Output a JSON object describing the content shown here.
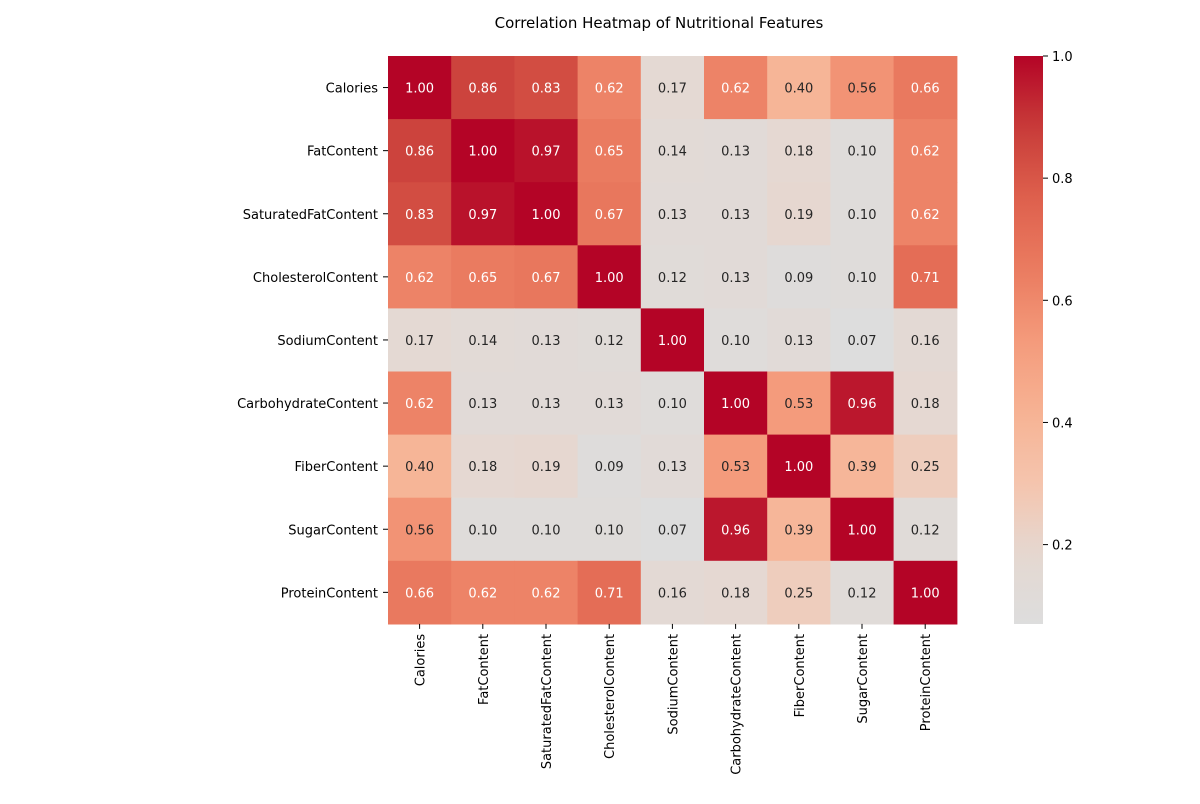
{
  "chart_data": {
    "type": "heatmap",
    "title": "Correlation Heatmap of Nutritional Features",
    "x_labels": [
      "Calories",
      "FatContent",
      "SaturatedFatContent",
      "CholesterolContent",
      "SodiumContent",
      "CarbohydrateContent",
      "FiberContent",
      "SugarContent",
      "ProteinContent"
    ],
    "y_labels": [
      "Calories",
      "FatContent",
      "SaturatedFatContent",
      "CholesterolContent",
      "SodiumContent",
      "CarbohydrateContent",
      "FiberContent",
      "SugarContent",
      "ProteinContent"
    ],
    "values": [
      [
        1.0,
        0.86,
        0.83,
        0.62,
        0.17,
        0.62,
        0.4,
        0.56,
        0.66
      ],
      [
        0.86,
        1.0,
        0.97,
        0.65,
        0.14,
        0.13,
        0.18,
        0.1,
        0.62
      ],
      [
        0.83,
        0.97,
        1.0,
        0.67,
        0.13,
        0.13,
        0.19,
        0.1,
        0.62
      ],
      [
        0.62,
        0.65,
        0.67,
        1.0,
        0.12,
        0.13,
        0.09,
        0.1,
        0.71
      ],
      [
        0.17,
        0.14,
        0.13,
        0.12,
        1.0,
        0.1,
        0.13,
        0.07,
        0.16
      ],
      [
        0.62,
        0.13,
        0.13,
        0.13,
        0.1,
        1.0,
        0.53,
        0.96,
        0.18
      ],
      [
        0.4,
        0.18,
        0.19,
        0.09,
        0.13,
        0.53,
        1.0,
        0.39,
        0.25
      ],
      [
        0.56,
        0.1,
        0.1,
        0.1,
        0.07,
        0.96,
        0.39,
        1.0,
        0.12
      ],
      [
        0.66,
        0.62,
        0.62,
        0.71,
        0.16,
        0.18,
        0.25,
        0.12,
        1.0
      ]
    ],
    "value_format": "0.00",
    "colormap": "coolwarm",
    "color_range": [
      0.07,
      1.0
    ],
    "colorbar": {
      "ticks": [
        0.2,
        0.4,
        0.6,
        0.8,
        1.0
      ],
      "tick_labels": [
        "0.2",
        "0.4",
        "0.6",
        "0.8",
        "1.0"
      ],
      "placement": "right"
    }
  }
}
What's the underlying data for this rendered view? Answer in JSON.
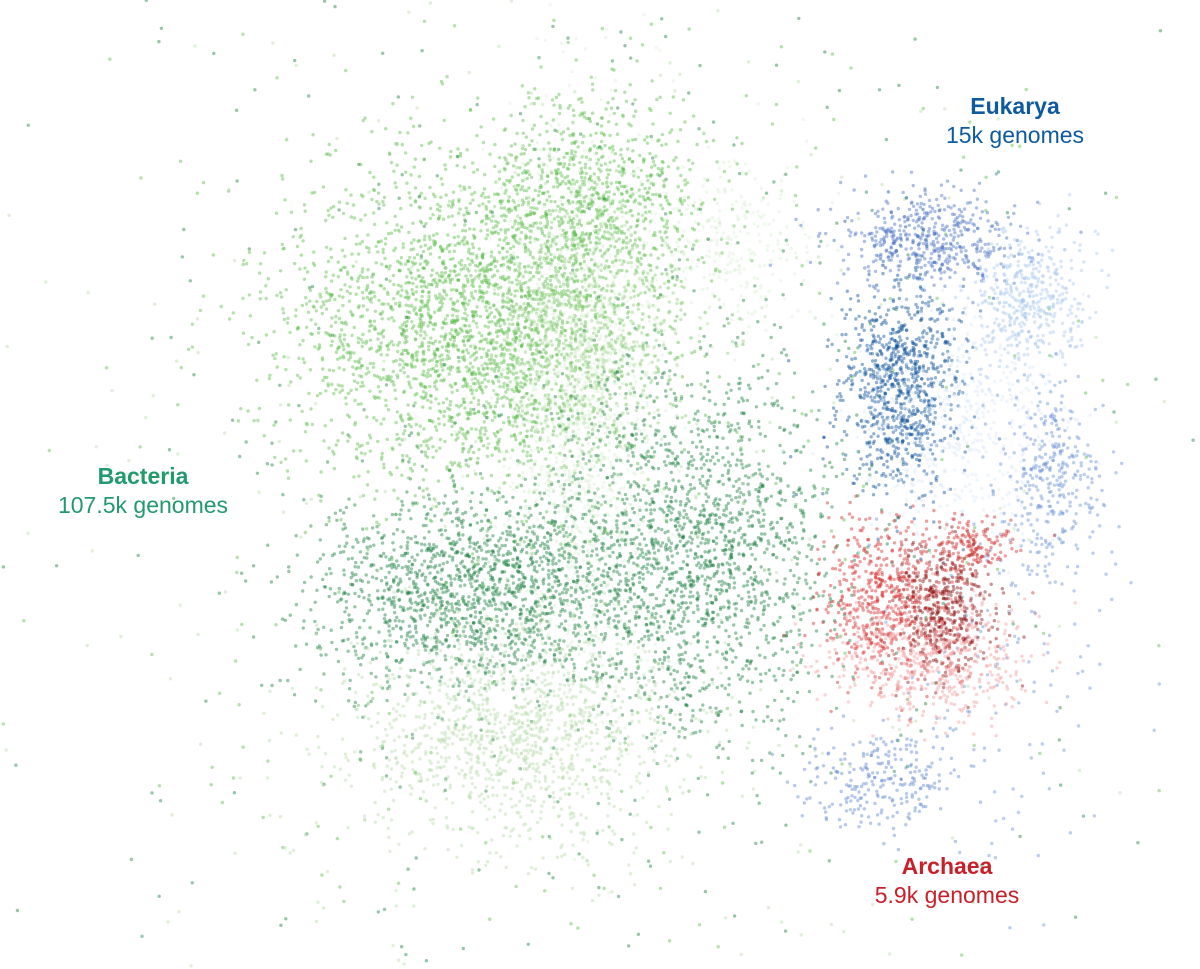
{
  "chart_data": {
    "type": "scatter",
    "title": "",
    "xlabel": "",
    "ylabel": "",
    "axes_visible": false,
    "grid": false,
    "annotations": [
      {
        "id": "bacteria",
        "title": "Bacteria",
        "subtitle": "107.5k genomes",
        "color": "#22996e"
      },
      {
        "id": "eukarya",
        "title": "Eukarya",
        "subtitle": "15k genomes",
        "color": "#0d5a9e"
      },
      {
        "id": "archaea",
        "title": "Archaea",
        "subtitle": "5.9k genomes",
        "color": "#c8202a"
      }
    ],
    "series": [
      {
        "name": "Bacteria",
        "clusters": [
          {
            "color": "#5cbd4a",
            "center": [
              47,
              33
            ],
            "spread": [
              9,
              8
            ],
            "n": 2600
          },
          {
            "color": "#5cbd4a",
            "center": [
              59,
              20
            ],
            "spread": [
              6,
              5
            ],
            "n": 900
          },
          {
            "color": "#8fcf7a",
            "center": [
              58,
              32
            ],
            "spread": [
              5,
              6
            ],
            "n": 700
          },
          {
            "color": "#dcefd5",
            "center": [
              58,
              43
            ],
            "spread": [
              4,
              14
            ],
            "n": 1400
          },
          {
            "color": "#1b8040",
            "center": [
              48,
              59
            ],
            "spread": [
              8,
              5
            ],
            "n": 1600
          },
          {
            "color": "#1b8040",
            "center": [
              70,
              55
            ],
            "spread": [
              7,
              9
            ],
            "n": 1700
          },
          {
            "color": "#b8dcae",
            "center": [
              52,
              73
            ],
            "spread": [
              8,
              6
            ],
            "n": 1300
          },
          {
            "color": "#dcefd5",
            "center": [
              74,
              24
            ],
            "spread": [
              4,
              4
            ],
            "n": 250
          },
          {
            "color": "#1b8040",
            "center": [
              58,
              47
            ],
            "spread": [
              28,
              38
            ],
            "n": 500
          },
          {
            "color": "#5cbd4a",
            "center": [
              58,
              47
            ],
            "spread": [
              28,
              38
            ],
            "n": 400
          },
          {
            "color": "#b8dcae",
            "center": [
              58,
              47
            ],
            "spread": [
              30,
              40
            ],
            "n": 400
          }
        ]
      },
      {
        "name": "Eukarya",
        "clusters": [
          {
            "color": "#0b4f9c",
            "center": [
              90,
              38
            ],
            "spread": [
              3,
              5.5
            ],
            "n": 900
          },
          {
            "color": "#4a72c4",
            "center": [
              93,
              24
            ],
            "spread": [
              4.5,
              2.5
            ],
            "n": 500
          },
          {
            "color": "#a9c8ee",
            "center": [
              103,
              30
            ],
            "spread": [
              3,
              3.5
            ],
            "n": 450
          },
          {
            "color": "#dce9f8",
            "center": [
              96,
              43
            ],
            "spread": [
              5,
              5
            ],
            "n": 500
          },
          {
            "color": "#6b93d6",
            "center": [
              105,
              48
            ],
            "spread": [
              2.5,
              5
            ],
            "n": 350
          },
          {
            "color": "#5f88d0",
            "center": [
              88,
              78
            ],
            "spread": [
              4,
              2.5
            ],
            "n": 250
          },
          {
            "color": "#6b93d6",
            "center": [
              100,
              70
            ],
            "spread": [
              6,
              10
            ],
            "n": 120
          }
        ]
      },
      {
        "name": "Archaea",
        "clusters": [
          {
            "color": "#d42a2a",
            "center": [
              89,
              60
            ],
            "spread": [
              3.5,
              4
            ],
            "n": 600
          },
          {
            "color": "#8b1010",
            "center": [
              94.5,
              61
            ],
            "spread": [
              2.3,
              3.2
            ],
            "n": 450
          },
          {
            "color": "#f4a0a0",
            "center": [
              93,
              66
            ],
            "spread": [
              5,
              3
            ],
            "n": 550
          },
          {
            "color": "#d42a2a",
            "center": [
              97,
              54.5
            ],
            "spread": [
              2,
              1.5
            ],
            "n": 150
          }
        ]
      }
    ]
  }
}
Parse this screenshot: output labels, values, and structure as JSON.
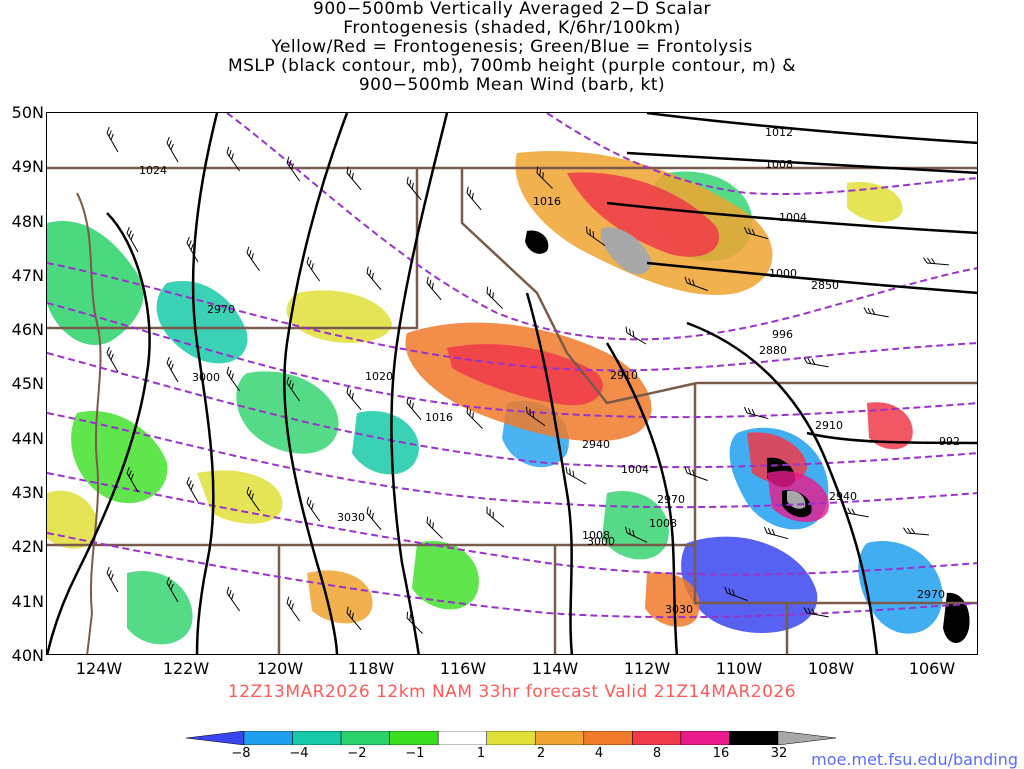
{
  "title_lines": [
    "900−500mb Vertically Averaged 2−D Scalar",
    "Frontogenesis (shaded, K/6hr/100km)",
    "Yellow/Red = Frontogenesis;  Green/Blue = Frontolysis",
    "MSLP (black contour, mb), 700mb height (purple contour, m) &",
    "900−500mb Mean Wind (barb, kt)"
  ],
  "lat_labels": [
    "50N",
    "49N",
    "48N",
    "47N",
    "46N",
    "45N",
    "44N",
    "43N",
    "42N",
    "41N",
    "40N"
  ],
  "lon_labels": [
    "124W",
    "122W",
    "120W",
    "118W",
    "116W",
    "114W",
    "112W",
    "110W",
    "108W",
    "106W"
  ],
  "valid_line": "12Z13MAR2026 12km NAM 33hr forecast Valid 21Z14MAR2026",
  "colorbar": {
    "labels": [
      "−8",
      "−4",
      "−2",
      "−1",
      "1",
      "2",
      "4",
      "8",
      "16",
      "32"
    ],
    "colors": [
      "#3a45f0",
      "#1fa0ee",
      "#17c9a8",
      "#2bd26a",
      "#38e01f",
      "#ffffff",
      "#e0df3a",
      "#f0a330",
      "#f07a2a",
      "#f03a4a",
      "#e81a8c",
      "#000000",
      "#a8a8a8"
    ]
  },
  "mslp_labels": [
    "1012",
    "1008",
    "1004",
    "1000",
    "996",
    "992",
    "1016",
    "1020",
    "1016",
    "1024",
    "1004",
    "1008",
    "1008"
  ],
  "height_labels": [
    "2850",
    "2880",
    "2910",
    "2910",
    "2940",
    "2940",
    "2970",
    "2970",
    "2970",
    "3000",
    "3000",
    "3030",
    "3030"
  ],
  "credit": "moe.met.fsu.edu/banding",
  "colors": {
    "mslp": "#000000",
    "height": "#9933cc",
    "borders": "#7a5a4a",
    "valid_text": "#ff5a5a"
  }
}
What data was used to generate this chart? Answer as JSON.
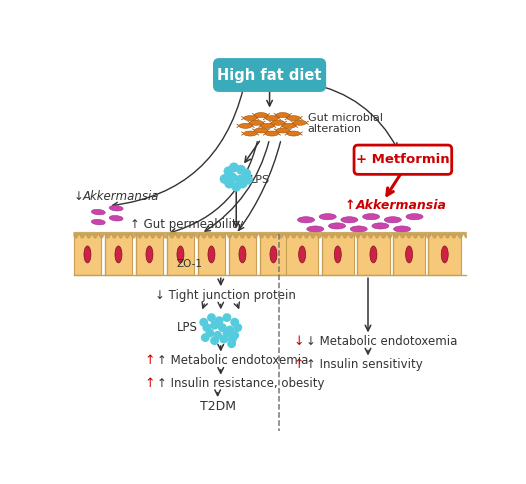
{
  "title": "High fat diet",
  "title_bg": "#3aabba",
  "title_text_color": "white",
  "metformin_label": "+ Metformin",
  "metformin_border": "#cc0000",
  "metformin_text": "#cc0000",
  "gut_microbial_text": "Gut microbial\nalteration",
  "arrow_color_black": "#333333",
  "arrow_color_red": "#cc0000",
  "lps_color": "#55ccdd",
  "bacteria_color": "#e07818",
  "akkermansia_magenta": "#cc44aa",
  "akkermansia_red_text": "#cc0000",
  "cell_fill": "#f5c87a",
  "cell_border": "#c8a055",
  "nucleus_color": "#cc2244",
  "dashed_color": "#777777",
  "text_color": "#333333",
  "red_text": "#cc0000"
}
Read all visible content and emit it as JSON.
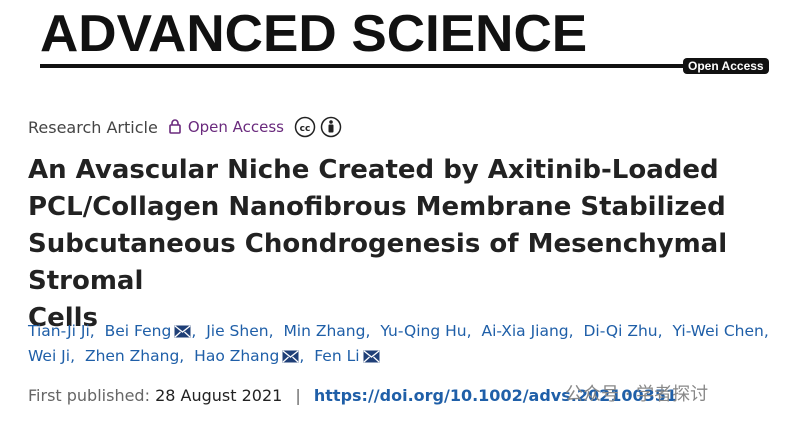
{
  "header": {
    "journal": "ADVANCED SCIENCE",
    "badge": "Open Access"
  },
  "article": {
    "type": "Research Article",
    "access": "Open Access",
    "title_lines": [
      "An Avascular Niche Created by Axitinib-Loaded",
      "PCL/Collagen Nanofibrous Membrane Stabilized",
      "Subcutaneous Chondrogenesis of Mesenchymal Stromal",
      "Cells"
    ],
    "author_separator": ",",
    "authors": [
      {
        "name": "Tian-Ji Ji",
        "email": false
      },
      {
        "name": "Bei Feng",
        "email": true
      },
      {
        "name": "Jie Shen",
        "email": false
      },
      {
        "name": "Min Zhang",
        "email": false
      },
      {
        "name": "Yu-Qing Hu",
        "email": false
      },
      {
        "name": "Ai-Xia Jiang",
        "email": false
      },
      {
        "name": "Di-Qi Zhu",
        "email": false
      },
      {
        "name": "Yi-Wei Chen",
        "email": false
      },
      {
        "name": "Wei Ji",
        "email": false
      },
      {
        "name": "Zhen Zhang",
        "email": false
      },
      {
        "name": "Hao Zhang",
        "email": true
      },
      {
        "name": "Fen Li",
        "email": true
      }
    ],
    "published_label": "First published:",
    "published_date": "28 August 2021",
    "meta_separator": "|",
    "doi": "https://doi.org/10.1002/advs.202100351"
  },
  "watermark": "公众号 · 学者探讨"
}
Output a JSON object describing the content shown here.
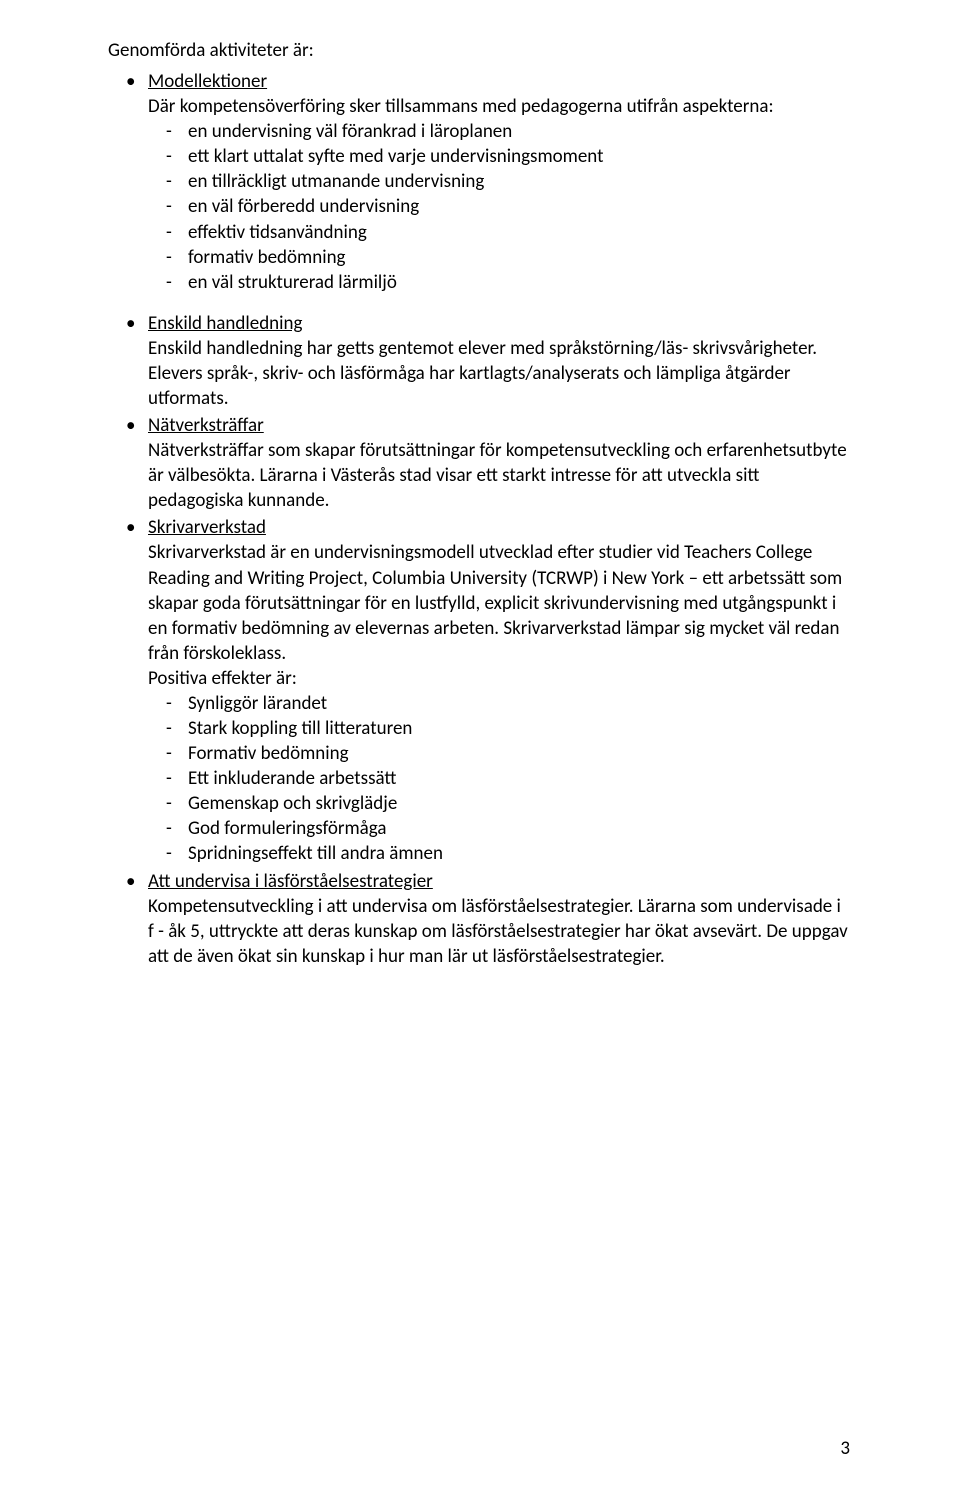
{
  "header": "Genomförda aktiviteter är:",
  "sections": [
    {
      "title": "Modellektioner",
      "intro": "Där kompetensöverföring sker tillsammans med pedagogerna utifrån aspekterna:",
      "dashes": [
        "en undervisning väl förankrad i läroplanen",
        "ett klart uttalat syfte med varje undervisningsmoment",
        "en tillräckligt utmanande undervisning",
        "en väl förberedd undervisning",
        "effektiv tidsanvändning",
        "formativ bedömning",
        "en väl strukturerad lärmiljö"
      ]
    },
    {
      "title": "Enskild handledning",
      "body": "Enskild handledning har getts gentemot elever med språkstörning/läs- skrivsvårigheter. Elevers språk-, skriv- och läsförmåga har kartlagts/analyserats och lämpliga åtgärder utformats."
    },
    {
      "title": "Nätverksträffar",
      "body": "Nätverksträffar som skapar förutsättningar för kompetensutveckling och erfarenhetsutbyte är välbesökta. Lärarna i Västerås stad visar ett starkt intresse för att utveckla sitt pedagogiska kunnande."
    },
    {
      "title": "Skrivarverkstad",
      "body": "Skrivarverkstad är en undervisningsmodell utvecklad efter studier vid Teachers College Reading and Writing Project, Columbia University (TCRWP) i New York – ett arbetssätt som skapar goda förutsättningar för en lustfylld, explicit skrivundervisning med utgångspunkt i en formativ bedömning av elevernas arbeten. Skrivarverkstad lämpar sig mycket väl redan från förskoleklass.",
      "sublabel": "Positiva effekter är:",
      "dashes": [
        "Synliggör lärandet",
        "Stark koppling till litteraturen",
        "Formativ bedömning",
        "Ett inkluderande arbetssätt",
        "Gemenskap och skrivglädje",
        "God formuleringsförmåga",
        "Spridningseffekt till andra ämnen"
      ]
    },
    {
      "title": "Att undervisa i läsförståelsestrategier",
      "body": "Kompetensutveckling i att undervisa om läsförståelsestrategier. Lärarna som undervisade i f - åk 5, uttryckte att deras kunskap om läsförståelsestrategier har ökat avsevärt.  De uppgav att de även ökat sin kunskap i hur man lär ut läsförståelsestrategier."
    }
  ],
  "page_number": "3"
}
• • • • •
* **DESCRIPTION OF THE TASK**
Search the material for "Zhang" and copy each matching line.

* **PROBLEM SOLUTION**
        "name": "Min Zhang",
        "name": "Zhen Zhang",
        "name": "Hao Zhang",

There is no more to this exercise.